• [Material shown]
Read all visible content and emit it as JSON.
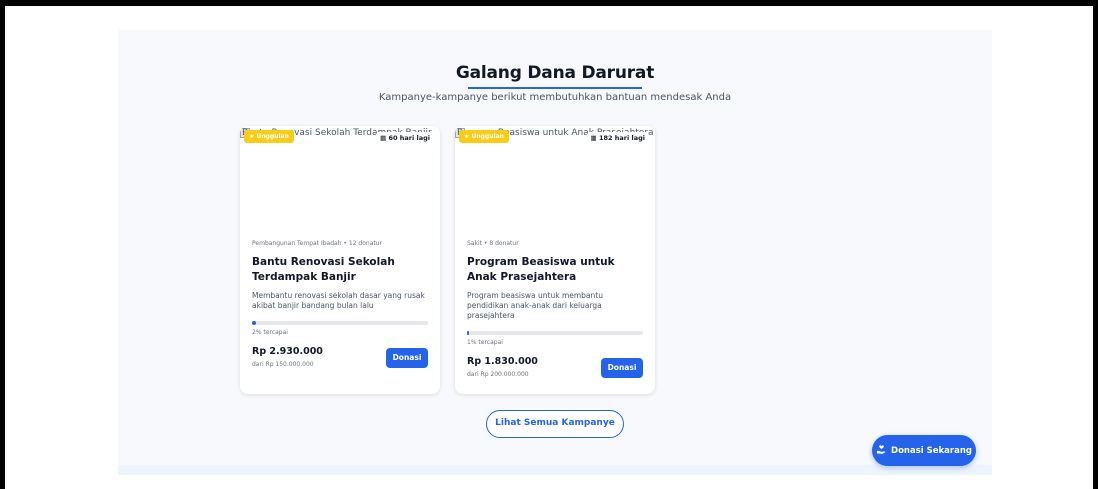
{
  "section": {
    "title": "Galang Dana Darurat",
    "subtitle": "Kampanye-kampanye berikut membutuhkan bantuan mendesak Anda"
  },
  "campaigns": [
    {
      "image_alt": "Bantu Renovasi Sekolah Terdampak Banjir",
      "featured_label": "Unggulan",
      "days_left": "60 hari lagi",
      "category": "Pembangunan Tempat Ibadah",
      "donors": "12 donatur",
      "title": "Bantu Renovasi Sekolah Terdampak Banjir",
      "description": "Membantu renovasi sekolah dasar yang rusak akibat banjir bandang bulan lalu",
      "progress_percent": 2,
      "progress_label": "2% tercapai",
      "amount": "Rp 2.930.000",
      "target": "dari Rp 150.000.000",
      "donate_label": "Donasi"
    },
    {
      "image_alt": "Program Beasiswa untuk Anak Prasejahtera",
      "featured_label": "Unggulan",
      "days_left": "182 hari lagi",
      "category": "Sakit",
      "donors": "8 donatur",
      "title": "Program Beasiswa untuk Anak Prasejahtera",
      "description": "Program beasiswa untuk membantu pendidikan anak-anak dari keluarga prasejahtera",
      "progress_percent": 1,
      "progress_label": "1% tercapai",
      "amount": "Rp 1.830.000",
      "target": "dari Rp 200.000.000",
      "donate_label": "Donasi"
    }
  ],
  "see_all_label": "Lihat Semua Kampanye",
  "fab_label": "Donasi Sekarang",
  "colors": {
    "accent": "#2563eb",
    "featured": "#facc15"
  },
  "icons": {
    "featured": "star-icon",
    "calendar": "calendar-icon",
    "donate": "hand-heart-icon"
  }
}
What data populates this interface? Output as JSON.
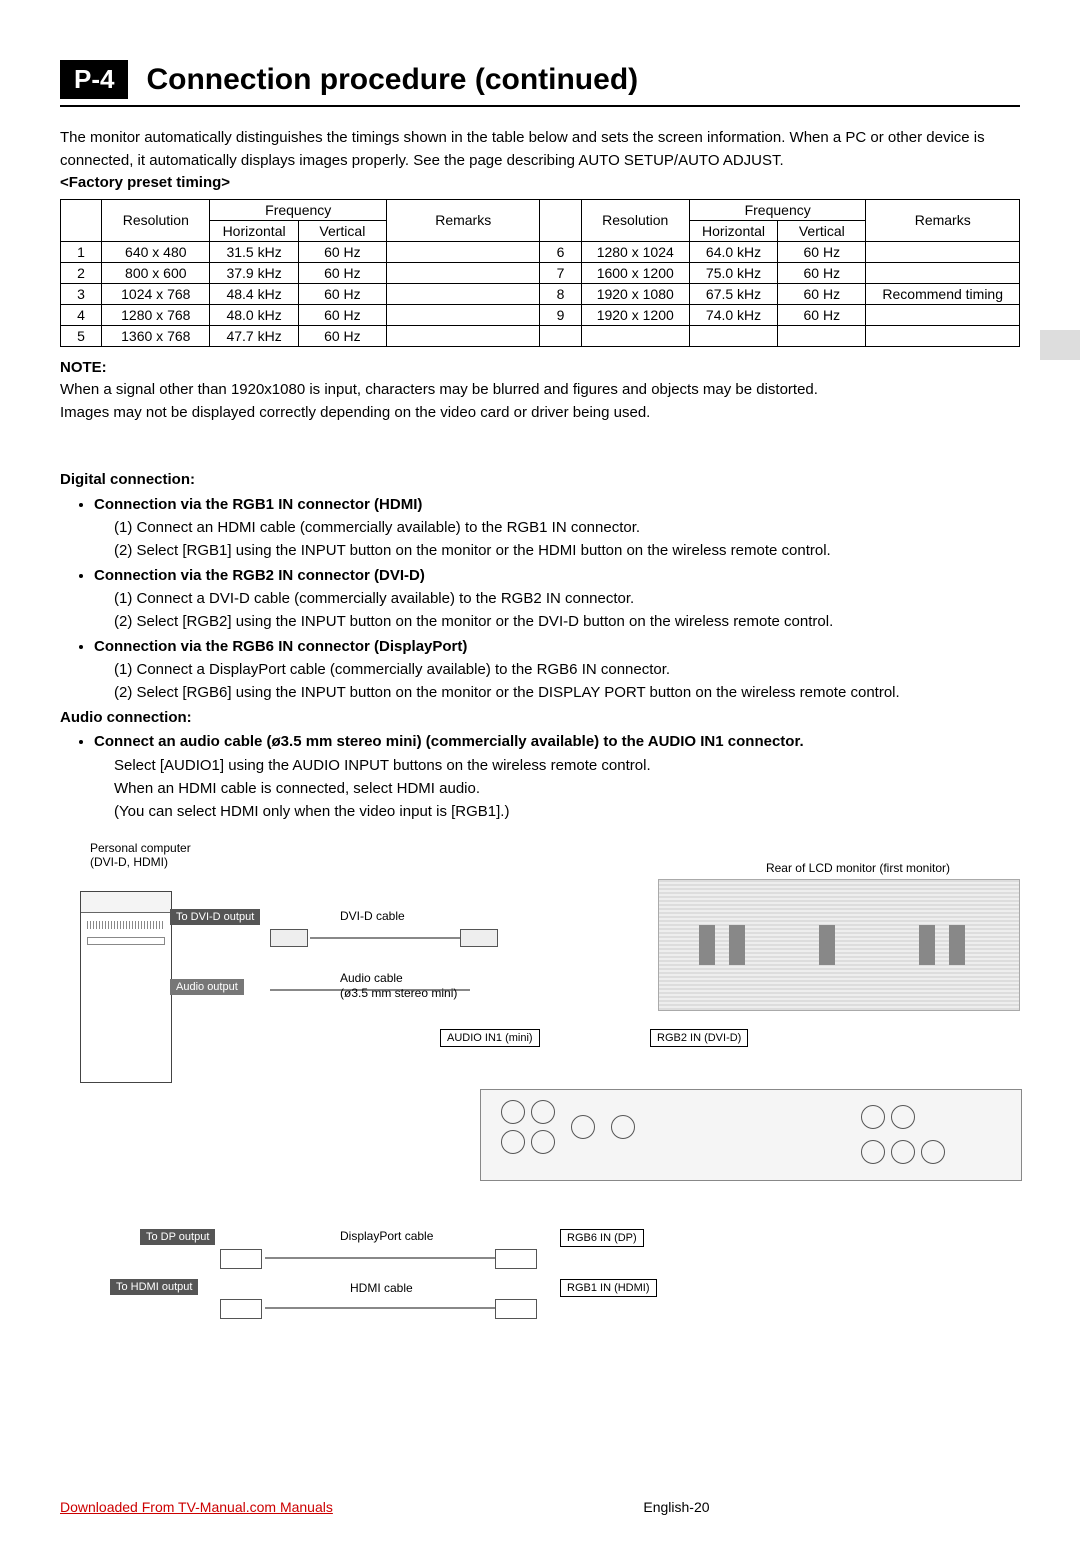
{
  "header": {
    "badge": "P-4",
    "title": "Connection procedure (continued)"
  },
  "intro": "The monitor automatically distinguishes the timings shown in the table below and sets the screen information. When a PC or other device is connected, it automatically displays images properly. See the page describing AUTO SETUP/AUTO ADJUST.",
  "preset_label": "<Factory preset timing>",
  "table_headers": {
    "resolution": "Resolution",
    "frequency": "Frequency",
    "horizontal": "Horizontal",
    "vertical": "Vertical",
    "remarks": "Remarks"
  },
  "chart_data": {
    "type": "table",
    "title": "Factory preset timing",
    "columns": [
      "#",
      "Resolution",
      "Horizontal",
      "Vertical",
      "Remarks"
    ],
    "rows_left": [
      {
        "idx": "1",
        "res": "640 x 480",
        "h": "31.5 kHz",
        "v": "60 Hz",
        "r": ""
      },
      {
        "idx": "2",
        "res": "800 x 600",
        "h": "37.9 kHz",
        "v": "60 Hz",
        "r": ""
      },
      {
        "idx": "3",
        "res": "1024 x 768",
        "h": "48.4 kHz",
        "v": "60 Hz",
        "r": ""
      },
      {
        "idx": "4",
        "res": "1280 x 768",
        "h": "48.0 kHz",
        "v": "60 Hz",
        "r": ""
      },
      {
        "idx": "5",
        "res": "1360 x 768",
        "h": "47.7 kHz",
        "v": "60 Hz",
        "r": ""
      }
    ],
    "rows_right": [
      {
        "idx": "6",
        "res": "1280 x 1024",
        "h": "64.0 kHz",
        "v": "60 Hz",
        "r": ""
      },
      {
        "idx": "7",
        "res": "1600 x 1200",
        "h": "75.0 kHz",
        "v": "60 Hz",
        "r": ""
      },
      {
        "idx": "8",
        "res": "1920 x 1080",
        "h": "67.5 kHz",
        "v": "60 Hz",
        "r": "Recommend timing"
      },
      {
        "idx": "9",
        "res": "1920 x 1200",
        "h": "74.0 kHz",
        "v": "60 Hz",
        "r": ""
      }
    ]
  },
  "note_label": "NOTE:",
  "note_lines": [
    "When a signal other than 1920x1080 is input, characters may be blurred and figures and objects may be distorted.",
    "Images may not be displayed correctly depending on the video card or driver being used."
  ],
  "digital": {
    "heading": "Digital connection:",
    "items": [
      {
        "title": "Connection via the RGB1 IN connector (HDMI)",
        "steps": [
          "(1) Connect an HDMI cable (commercially available) to the RGB1 IN connector.",
          "(2) Select [RGB1] using the INPUT button on the monitor or the HDMI button on the wireless remote control."
        ]
      },
      {
        "title": "Connection via the RGB2 IN connector (DVI-D)",
        "steps": [
          "(1) Connect a DVI-D cable (commercially available) to the RGB2 IN connector.",
          "(2) Select [RGB2] using the INPUT button on the monitor or the DVI-D button on the wireless remote control."
        ]
      },
      {
        "title": "Connection via the RGB6 IN connector (DisplayPort)",
        "steps": [
          "(1) Connect a DisplayPort cable (commercially available) to the RGB6 IN connector.",
          "(2) Select [RGB6] using the INPUT button on the monitor or the DISPLAY PORT button on the wireless remote control."
        ]
      }
    ]
  },
  "audio": {
    "heading": "Audio connection:",
    "title": "Connect an audio cable (ø3.5 mm stereo mini) (commercially available) to the AUDIO IN1 connector.",
    "lines": [
      "Select [AUDIO1] using the AUDIO INPUT buttons on the wireless remote control.",
      "When an HDMI cable is connected, select HDMI audio.",
      "(You can select HDMI only when the video input is [RGB1].)"
    ]
  },
  "diagram": {
    "pc_label1": "Personal computer",
    "pc_label2": "(DVI-D, HDMI)",
    "rear_label": "Rear of LCD monitor (first monitor)",
    "to_dvid": "To DVI-D output",
    "audio_out": "Audio output",
    "to_dp": "To DP output",
    "to_hdmi": "To HDMI output",
    "dvid_cable": "DVI-D cable",
    "audio_cable": "Audio cable",
    "audio_cable2": "(ø3.5 mm stereo mini)",
    "dp_cable": "DisplayPort cable",
    "hdmi_cable": "HDMI cable",
    "audio_in1": "AUDIO IN1 (mini)",
    "rgb2_in": "RGB2 IN (DVI-D)",
    "rgb6_in": "RGB6 IN (DP)",
    "rgb1_in": "RGB1 IN (HDMI)"
  },
  "footer": {
    "download": "Downloaded From TV-Manual.com Manuals",
    "page": "English-20"
  }
}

• [Given request] Images must not appear in the copy; reproduce everything else in the records verbatim.

• [Answer to this exercise]
Read all visible content and emit it as JSON.
{
  "section": {
    "title": "Galang Dana Darurat",
    "subtitle": "Kampanye-kampanye berikut membutuhkan bantuan mendesak Anda"
  },
  "campaigns": [
    {
      "image_alt": "Bantu Renovasi Sekolah Terdampak Banjir",
      "featured_label": "Unggulan",
      "days_left": "60 hari lagi",
      "category": "Pembangunan Tempat Ibadah",
      "donors": "12 donatur",
      "title": "Bantu Renovasi Sekolah Terdampak Banjir",
      "description": "Membantu renovasi sekolah dasar yang rusak akibat banjir bandang bulan lalu",
      "progress_percent": 2,
      "progress_label": "2% tercapai",
      "amount": "Rp 2.930.000",
      "target": "dari Rp 150.000.000",
      "donate_label": "Donasi"
    },
    {
      "image_alt": "Program Beasiswa untuk Anak Prasejahtera",
      "featured_label": "Unggulan",
      "days_left": "182 hari lagi",
      "category": "Sakit",
      "donors": "8 donatur",
      "title": "Program Beasiswa untuk Anak Prasejahtera",
      "description": "Program beasiswa untuk membantu pendidikan anak-anak dari keluarga prasejahtera",
      "progress_percent": 1,
      "progress_label": "1% tercapai",
      "amount": "Rp 1.830.000",
      "target": "dari Rp 200.000.000",
      "donate_label": "Donasi"
    }
  ],
  "see_all_label": "Lihat Semua Kampanye",
  "fab_label": "Donasi Sekarang",
  "colors": {
    "accent": "#2563eb",
    "featured": "#facc15"
  },
  "icons": {
    "featured": "star-icon",
    "calendar": "calendar-icon",
    "donate": "hand-heart-icon"
  }
}
What data populates this interface? Output as JSON.
{
  "header": {
    "badge": "P-4",
    "title": "Connection procedure (continued)"
  },
  "intro": "The monitor automatically distinguishes the timings shown in the table below and sets the screen information. When a PC or other device is connected, it automatically displays images properly. See the page describing AUTO SETUP/AUTO ADJUST.",
  "preset_label": "<Factory preset timing>",
  "table_headers": {
    "resolution": "Resolution",
    "frequency": "Frequency",
    "horizontal": "Horizontal",
    "vertical": "Vertical",
    "remarks": "Remarks"
  },
  "chart_data": {
    "type": "table",
    "title": "Factory preset timing",
    "columns": [
      "#",
      "Resolution",
      "Horizontal",
      "Vertical",
      "Remarks"
    ],
    "rows_left": [
      {
        "idx": "1",
        "res": "640 x 480",
        "h": "31.5 kHz",
        "v": "60 Hz",
        "r": ""
      },
      {
        "idx": "2",
        "res": "800 x 600",
        "h": "37.9 kHz",
        "v": "60 Hz",
        "r": ""
      },
      {
        "idx": "3",
        "res": "1024 x 768",
        "h": "48.4 kHz",
        "v": "60 Hz",
        "r": ""
      },
      {
        "idx": "4",
        "res": "1280 x 768",
        "h": "48.0 kHz",
        "v": "60 Hz",
        "r": ""
      },
      {
        "idx": "5",
        "res": "1360 x 768",
        "h": "47.7 kHz",
        "v": "60 Hz",
        "r": ""
      }
    ],
    "rows_right": [
      {
        "idx": "6",
        "res": "1280 x 1024",
        "h": "64.0 kHz",
        "v": "60 Hz",
        "r": ""
      },
      {
        "idx": "7",
        "res": "1600 x 1200",
        "h": "75.0 kHz",
        "v": "60 Hz",
        "r": ""
      },
      {
        "idx": "8",
        "res": "1920 x 1080",
        "h": "67.5 kHz",
        "v": "60 Hz",
        "r": "Recommend timing"
      },
      {
        "idx": "9",
        "res": "1920 x 1200",
        "h": "74.0 kHz",
        "v": "60 Hz",
        "r": ""
      }
    ]
  },
  "note_label": "NOTE:",
  "note_lines": [
    "When a signal other than 1920x1080 is input, characters may be blurred and figures and objects may be distorted.",
    "Images may not be displayed correctly depending on the video card or driver being used."
  ],
  "digital": {
    "heading": "Digital connection:",
    "items": [
      {
        "title": "Connection via the RGB1 IN connector (HDMI)",
        "steps": [
          "(1) Connect an HDMI cable (commercially available) to the RGB1 IN connector.",
          "(2) Select [RGB1] using the INPUT button on the monitor or the HDMI button on the wireless remote control."
        ]
      },
      {
        "title": "Connection via the RGB2 IN connector (DVI-D)",
        "steps": [
          "(1) Connect a DVI-D cable (commercially available) to the RGB2 IN connector.",
          "(2) Select [RGB2] using the INPUT button on the monitor or the DVI-D button on the wireless remote control."
        ]
      },
      {
        "title": "Connection via the RGB6 IN connector (DisplayPort)",
        "steps": [
          "(1) Connect a DisplayPort cable (commercially available) to the RGB6 IN connector.",
          "(2) Select [RGB6] using the INPUT button on the monitor or the DISPLAY PORT button on the wireless remote control."
        ]
      }
    ]
  },
  "audio": {
    "heading": "Audio connection:",
    "title": "Connect an audio cable (ø3.5 mm stereo mini) (commercially available) to the AUDIO IN1 connector.",
    "lines": [
      "Select [AUDIO1] using the AUDIO INPUT buttons on the wireless remote control.",
      "When an HDMI cable is connected, select HDMI audio.",
      "(You can select HDMI only when the video input is [RGB1].)"
    ]
  },
  "diagram": {
    "pc_label1": "Personal computer",
    "pc_label2": "(DVI-D, HDMI)",
    "rear_label": "Rear of LCD monitor (first monitor)",
    "to_dvid": "To DVI-D output",
    "audio_out": "Audio output",
    "to_dp": "To DP output",
    "to_hdmi": "To HDMI output",
    "dvid_cable": "DVI-D cable",
    "audio_cable": "Audio cable",
    "audio_cable2": "(ø3.5 mm stereo mini)",
    "dp_cable": "DisplayPort cable",
    "hdmi_cable": "HDMI cable",
    "audio_in1": "AUDIO IN1 (mini)",
    "rgb2_in": "RGB2 IN (DVI-D)",
    "rgb6_in": "RGB6 IN (DP)",
    "rgb1_in": "RGB1 IN (HDMI)"
  },
  "footer": {
    "download": "Downloaded From TV-Manual.com Manuals",
    "page": "English-20"
  }
}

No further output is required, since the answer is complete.